• Written exercise
Write out each line exactly as given. Leave the pictures out of your copy.

---------- Records for the task ----------

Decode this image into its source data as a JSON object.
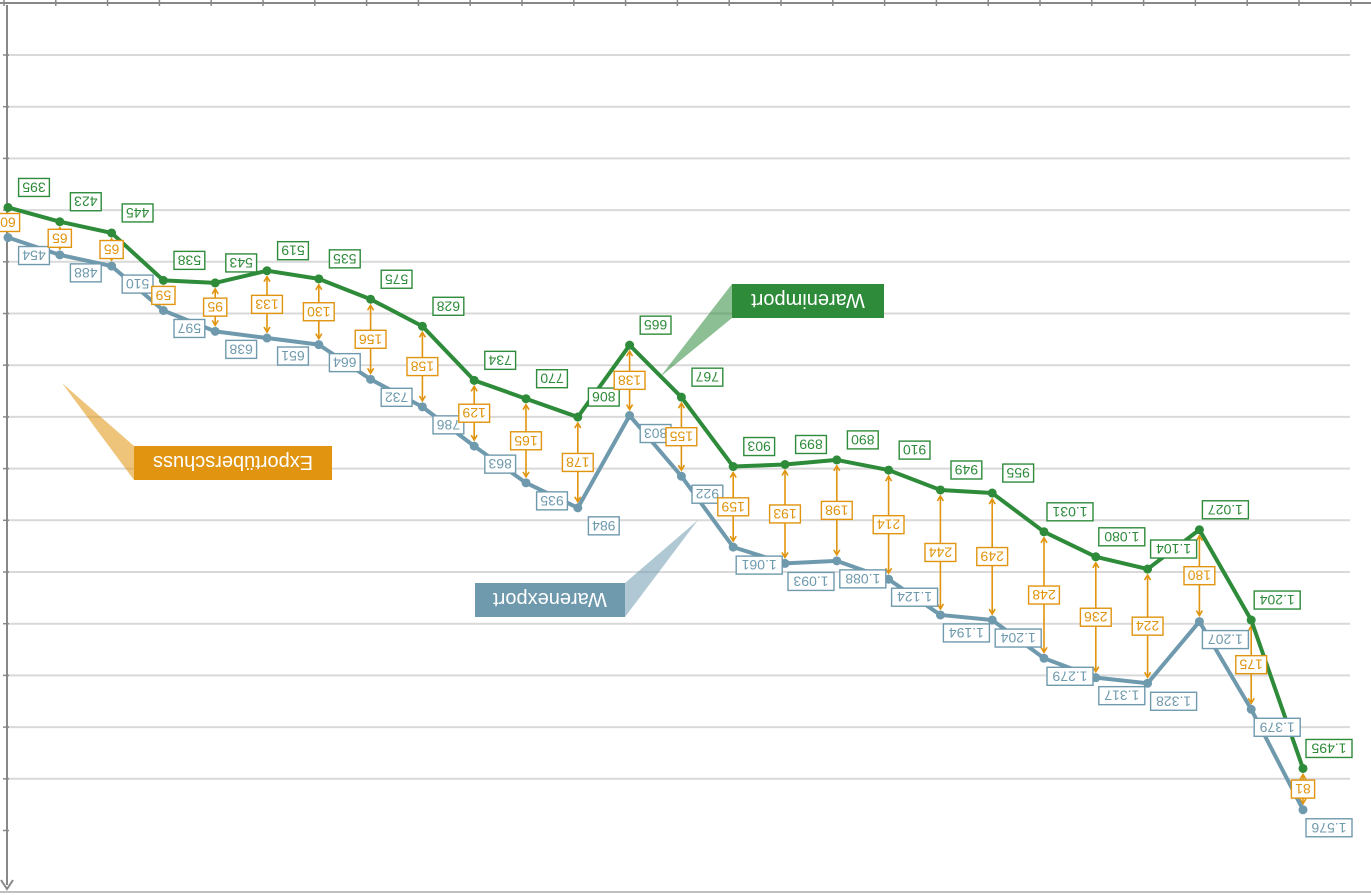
{
  "chart_data": {
    "type": "line",
    "orientation": "rotated 180°",
    "grid": true,
    "colors": {
      "import": "#2e8b3a",
      "export": "#6f9aae",
      "surplus": "#e0940f",
      "grid": "#d9d9d9"
    },
    "series": [
      {
        "key": "import",
        "name": "Warenimport",
        "labels": [
          "395",
          "423",
          "445",
          "538",
          "543",
          "519",
          "535",
          "575",
          "628",
          "734",
          "770",
          "806",
          "665",
          "767",
          "903",
          "899",
          "890",
          "910",
          "949",
          "955",
          "1.031",
          "1.080",
          "1.104",
          "1.027",
          "1.204",
          "1.495"
        ],
        "values": [
          395,
          423,
          445,
          538,
          543,
          519,
          535,
          575,
          628,
          734,
          770,
          806,
          665,
          767,
          903,
          899,
          890,
          910,
          949,
          955,
          1031,
          1080,
          1104,
          1027,
          1204,
          1495
        ]
      },
      {
        "key": "export",
        "name": "Warenexport",
        "labels": [
          "454",
          "488",
          "510",
          "597",
          "638",
          "651",
          "664",
          "732",
          "786",
          "863",
          "935",
          "984",
          "803",
          "922",
          "1.061",
          "1.093",
          "1.088",
          "1.124",
          "1.194",
          "1.204",
          "1.279",
          "1.317",
          "1.328",
          "1.207",
          "1.379",
          "1.576"
        ],
        "values": [
          454,
          488,
          510,
          597,
          638,
          651,
          664,
          732,
          786,
          863,
          935,
          984,
          803,
          922,
          1061,
          1093,
          1088,
          1124,
          1194,
          1204,
          1279,
          1317,
          1328,
          1207,
          1379,
          1576
        ]
      },
      {
        "key": "surplus",
        "name": "Exportüberschuss",
        "labels": [
          "60",
          "65",
          "65",
          "59",
          "95",
          "133",
          "130",
          "156",
          "158",
          "129",
          "165",
          "178",
          "138",
          "155",
          "159",
          "193",
          "198",
          "214",
          "244",
          "249",
          "248",
          "236",
          "224",
          "180",
          "175",
          "81"
        ],
        "values": [
          60,
          65,
          65,
          59,
          95,
          133,
          130,
          156,
          158,
          129,
          165,
          178,
          138,
          155,
          159,
          193,
          198,
          214,
          244,
          249,
          248,
          236,
          224,
          180,
          175,
          81
        ]
      }
    ]
  }
}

----------

• Final answer
Decode this image into its source data as a JSON object.
{
  "chart_data": {
    "type": "line",
    "orientation": "rotated 180°",
    "grid": true,
    "colors": {
      "import": "#2e8b3a",
      "export": "#6f9aae",
      "surplus": "#e0940f",
      "grid": "#d9d9d9"
    },
    "series": [
      {
        "key": "import",
        "name": "Warenimport",
        "labels": [
          "395",
          "423",
          "445",
          "538",
          "543",
          "519",
          "535",
          "575",
          "628",
          "734",
          "770",
          "806",
          "665",
          "767",
          "903",
          "899",
          "890",
          "910",
          "949",
          "955",
          "1.031",
          "1.080",
          "1.104",
          "1.027",
          "1.204",
          "1.495"
        ],
        "values": [
          395,
          423,
          445,
          538,
          543,
          519,
          535,
          575,
          628,
          734,
          770,
          806,
          665,
          767,
          903,
          899,
          890,
          910,
          949,
          955,
          1031,
          1080,
          1104,
          1027,
          1204,
          1495
        ]
      },
      {
        "key": "export",
        "name": "Warenexport",
        "labels": [
          "454",
          "488",
          "510",
          "597",
          "638",
          "651",
          "664",
          "732",
          "786",
          "863",
          "935",
          "984",
          "803",
          "922",
          "1.061",
          "1.093",
          "1.088",
          "1.124",
          "1.194",
          "1.204",
          "1.279",
          "1.317",
          "1.328",
          "1.207",
          "1.379",
          "1.576"
        ],
        "values": [
          454,
          488,
          510,
          597,
          638,
          651,
          664,
          732,
          786,
          863,
          935,
          984,
          803,
          922,
          1061,
          1093,
          1088,
          1124,
          1194,
          1204,
          1279,
          1317,
          1328,
          1207,
          1379,
          1576
        ]
      },
      {
        "key": "surplus",
        "name": "Exportüberschuss",
        "labels": [
          "60",
          "65",
          "65",
          "59",
          "95",
          "133",
          "130",
          "156",
          "158",
          "129",
          "165",
          "178",
          "138",
          "155",
          "159",
          "193",
          "198",
          "214",
          "244",
          "249",
          "248",
          "236",
          "224",
          "180",
          "175",
          "81"
        ],
        "values": [
          60,
          65,
          65,
          59,
          95,
          133,
          130,
          156,
          158,
          129,
          165,
          178,
          138,
          155,
          159,
          193,
          198,
          214,
          244,
          249,
          248,
          236,
          224,
          180,
          175,
          81
        ]
      }
    ]
  }
}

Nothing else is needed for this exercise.